---------- RECORDS TO USE
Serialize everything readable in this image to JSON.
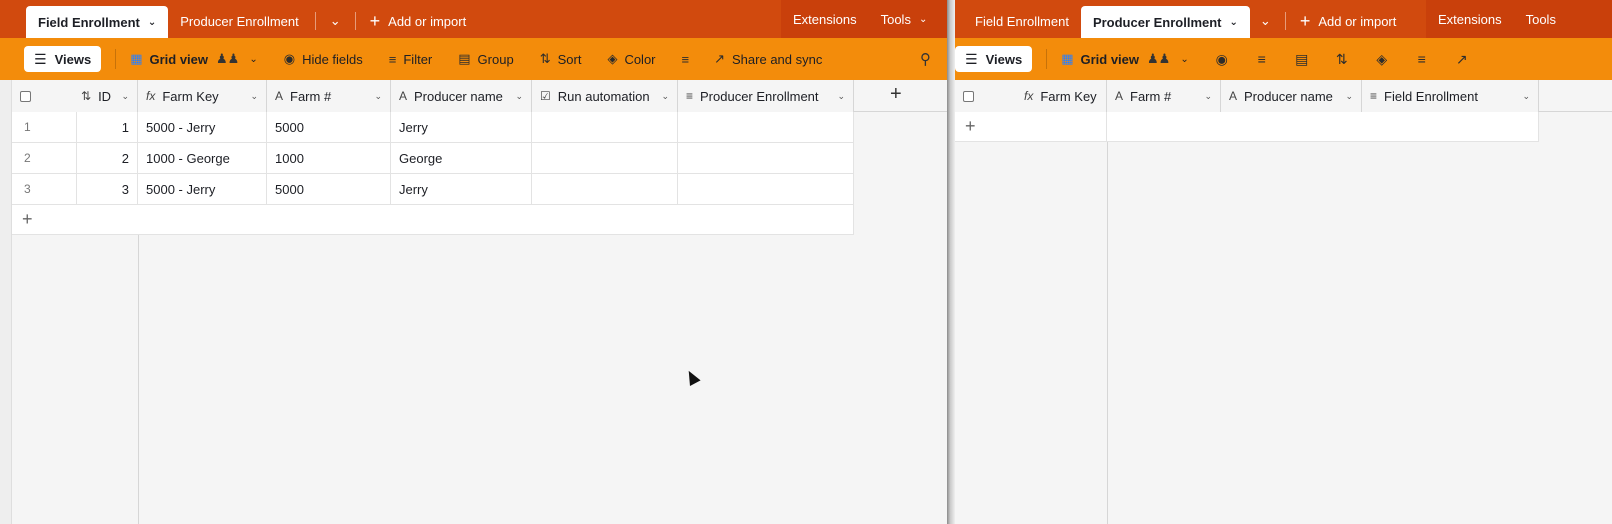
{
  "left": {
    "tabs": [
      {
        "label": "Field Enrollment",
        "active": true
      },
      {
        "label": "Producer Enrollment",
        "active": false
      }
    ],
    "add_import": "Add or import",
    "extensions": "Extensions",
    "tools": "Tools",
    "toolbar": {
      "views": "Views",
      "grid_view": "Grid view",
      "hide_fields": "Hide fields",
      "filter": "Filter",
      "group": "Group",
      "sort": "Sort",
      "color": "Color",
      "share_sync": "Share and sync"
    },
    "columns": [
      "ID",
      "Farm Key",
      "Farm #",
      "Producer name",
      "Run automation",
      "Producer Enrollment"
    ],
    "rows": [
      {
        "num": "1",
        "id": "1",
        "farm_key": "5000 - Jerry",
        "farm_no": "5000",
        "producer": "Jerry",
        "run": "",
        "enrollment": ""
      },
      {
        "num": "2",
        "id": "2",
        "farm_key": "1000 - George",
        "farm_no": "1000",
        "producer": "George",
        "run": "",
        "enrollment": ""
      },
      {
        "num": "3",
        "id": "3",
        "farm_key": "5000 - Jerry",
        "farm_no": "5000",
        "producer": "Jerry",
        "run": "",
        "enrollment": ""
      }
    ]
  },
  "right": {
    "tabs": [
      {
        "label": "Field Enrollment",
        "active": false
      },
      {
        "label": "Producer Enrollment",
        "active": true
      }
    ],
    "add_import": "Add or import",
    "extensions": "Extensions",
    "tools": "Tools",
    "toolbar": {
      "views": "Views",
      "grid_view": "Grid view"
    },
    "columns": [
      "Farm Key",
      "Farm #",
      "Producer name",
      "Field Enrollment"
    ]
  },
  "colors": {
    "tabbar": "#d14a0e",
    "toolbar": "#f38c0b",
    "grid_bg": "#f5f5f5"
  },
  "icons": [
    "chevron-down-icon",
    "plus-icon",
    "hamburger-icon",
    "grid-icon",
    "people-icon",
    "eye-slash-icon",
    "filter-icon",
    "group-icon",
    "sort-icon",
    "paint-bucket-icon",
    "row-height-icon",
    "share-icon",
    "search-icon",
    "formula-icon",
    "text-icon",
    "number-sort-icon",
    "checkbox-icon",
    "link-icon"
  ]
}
--------------------
GIVEN TASK >> Each record above should come back exactly the same, only without its pictures.

WRITTEN ANSWER >>
Serialize everything readable in this image to JSON.
{
  "left": {
    "tabs": [
      {
        "label": "Field Enrollment",
        "active": true
      },
      {
        "label": "Producer Enrollment",
        "active": false
      }
    ],
    "add_import": "Add or import",
    "extensions": "Extensions",
    "tools": "Tools",
    "toolbar": {
      "views": "Views",
      "grid_view": "Grid view",
      "hide_fields": "Hide fields",
      "filter": "Filter",
      "group": "Group",
      "sort": "Sort",
      "color": "Color",
      "share_sync": "Share and sync"
    },
    "columns": [
      "ID",
      "Farm Key",
      "Farm #",
      "Producer name",
      "Run automation",
      "Producer Enrollment"
    ],
    "rows": [
      {
        "num": "1",
        "id": "1",
        "farm_key": "5000 - Jerry",
        "farm_no": "5000",
        "producer": "Jerry",
        "run": "",
        "enrollment": ""
      },
      {
        "num": "2",
        "id": "2",
        "farm_key": "1000 - George",
        "farm_no": "1000",
        "producer": "George",
        "run": "",
        "enrollment": ""
      },
      {
        "num": "3",
        "id": "3",
        "farm_key": "5000 - Jerry",
        "farm_no": "5000",
        "producer": "Jerry",
        "run": "",
        "enrollment": ""
      }
    ]
  },
  "right": {
    "tabs": [
      {
        "label": "Field Enrollment",
        "active": false
      },
      {
        "label": "Producer Enrollment",
        "active": true
      }
    ],
    "add_import": "Add or import",
    "extensions": "Extensions",
    "tools": "Tools",
    "toolbar": {
      "views": "Views",
      "grid_view": "Grid view"
    },
    "columns": [
      "Farm Key",
      "Farm #",
      "Producer name",
      "Field Enrollment"
    ]
  },
  "colors": {
    "tabbar": "#d14a0e",
    "toolbar": "#f38c0b",
    "grid_bg": "#f5f5f5"
  },
  "icons": [
    "chevron-down-icon",
    "plus-icon",
    "hamburger-icon",
    "grid-icon",
    "people-icon",
    "eye-slash-icon",
    "filter-icon",
    "group-icon",
    "sort-icon",
    "paint-bucket-icon",
    "row-height-icon",
    "share-icon",
    "search-icon",
    "formula-icon",
    "text-icon",
    "number-sort-icon",
    "checkbox-icon",
    "link-icon"
  ]
}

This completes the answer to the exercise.